··· Provided data ···

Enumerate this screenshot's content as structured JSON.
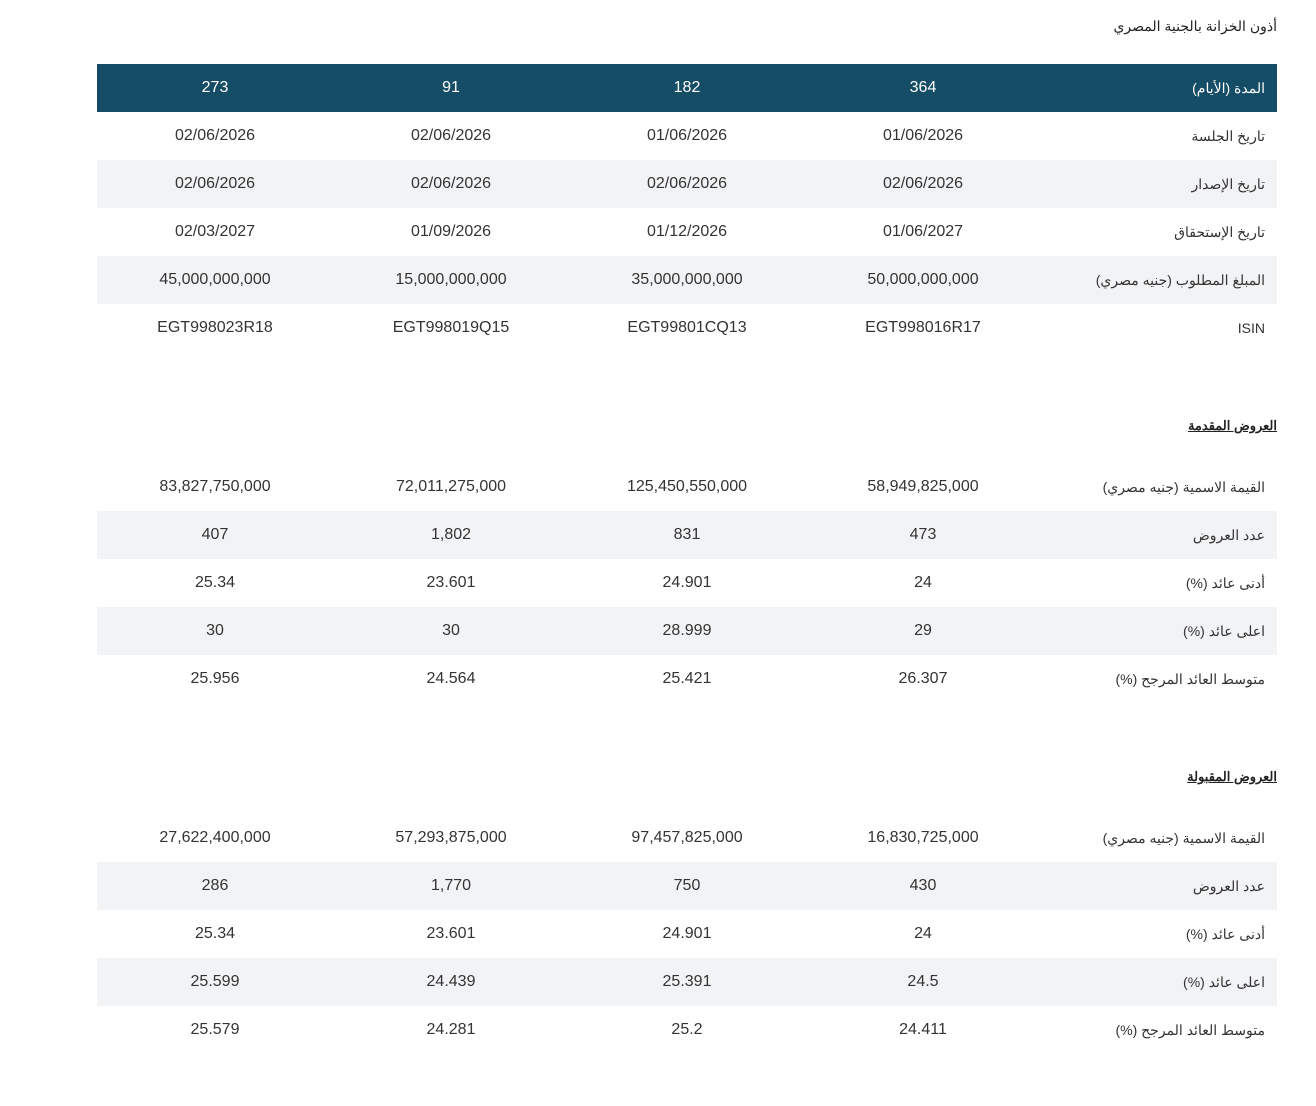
{
  "title": "أذون الخزانة بالجنية المصري",
  "table": {
    "header": [
      "المدة (الأيام)",
      "364",
      "182",
      "91",
      "273"
    ],
    "rows": [
      [
        "تاريخ الجلسة",
        "01/06/2026",
        "01/06/2026",
        "02/06/2026",
        "02/06/2026"
      ],
      [
        "تاريخ الإصدار",
        "02/06/2026",
        "02/06/2026",
        "02/06/2026",
        "02/06/2026"
      ],
      [
        "تاريخ الإستحقاق",
        "01/06/2027",
        "01/12/2026",
        "01/09/2026",
        "02/03/2027"
      ],
      [
        "المبلغ المطلوب (جنيه مصري)",
        "50,000,000,000",
        "35,000,000,000",
        "15,000,000,000",
        "45,000,000,000"
      ],
      [
        "ISIN",
        "EGT998016R17",
        "EGT99801CQ13",
        "EGT998019Q15",
        "EGT998023R18"
      ]
    ]
  },
  "sections": [
    {
      "heading": "العروض المقدمة",
      "rows": [
        [
          "القيمة الاسمية (جنيه مصري)",
          "58,949,825,000",
          "125,450,550,000",
          "72,011,275,000",
          "83,827,750,000"
        ],
        [
          "عدد العروض",
          "473",
          "831",
          "1,802",
          "407"
        ],
        [
          "أدنى عائد (%)",
          "24",
          "24.901",
          "23.601",
          "25.34"
        ],
        [
          "اعلى عائد (%)",
          "29",
          "28.999",
          "30",
          "30"
        ],
        [
          "متوسط العائد المرجح (%)",
          "26.307",
          "25.421",
          "24.564",
          "25.956"
        ]
      ]
    },
    {
      "heading": "العروض المقبولة",
      "rows": [
        [
          "القيمة الاسمية (جنيه مصري)",
          "16,830,725,000",
          "97,457,825,000",
          "57,293,875,000",
          "27,622,400,000"
        ],
        [
          "عدد العروض",
          "430",
          "750",
          "1,770",
          "286"
        ],
        [
          "أدنى عائد (%)",
          "24",
          "24.901",
          "23.601",
          "25.34"
        ],
        [
          "اعلى عائد (%)",
          "24.5",
          "25.391",
          "24.439",
          "25.599"
        ],
        [
          "متوسط العائد المرجح (%)",
          "24.411",
          "25.2",
          "24.281",
          "25.579"
        ]
      ]
    }
  ]
}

···

Directions for this task:
Show the lines of the records that contain the word "تاريخ".

Response to the task:
        "تاريخ الجلسة",
        "تاريخ الإصدار",
        "تاريخ الإستحقاق",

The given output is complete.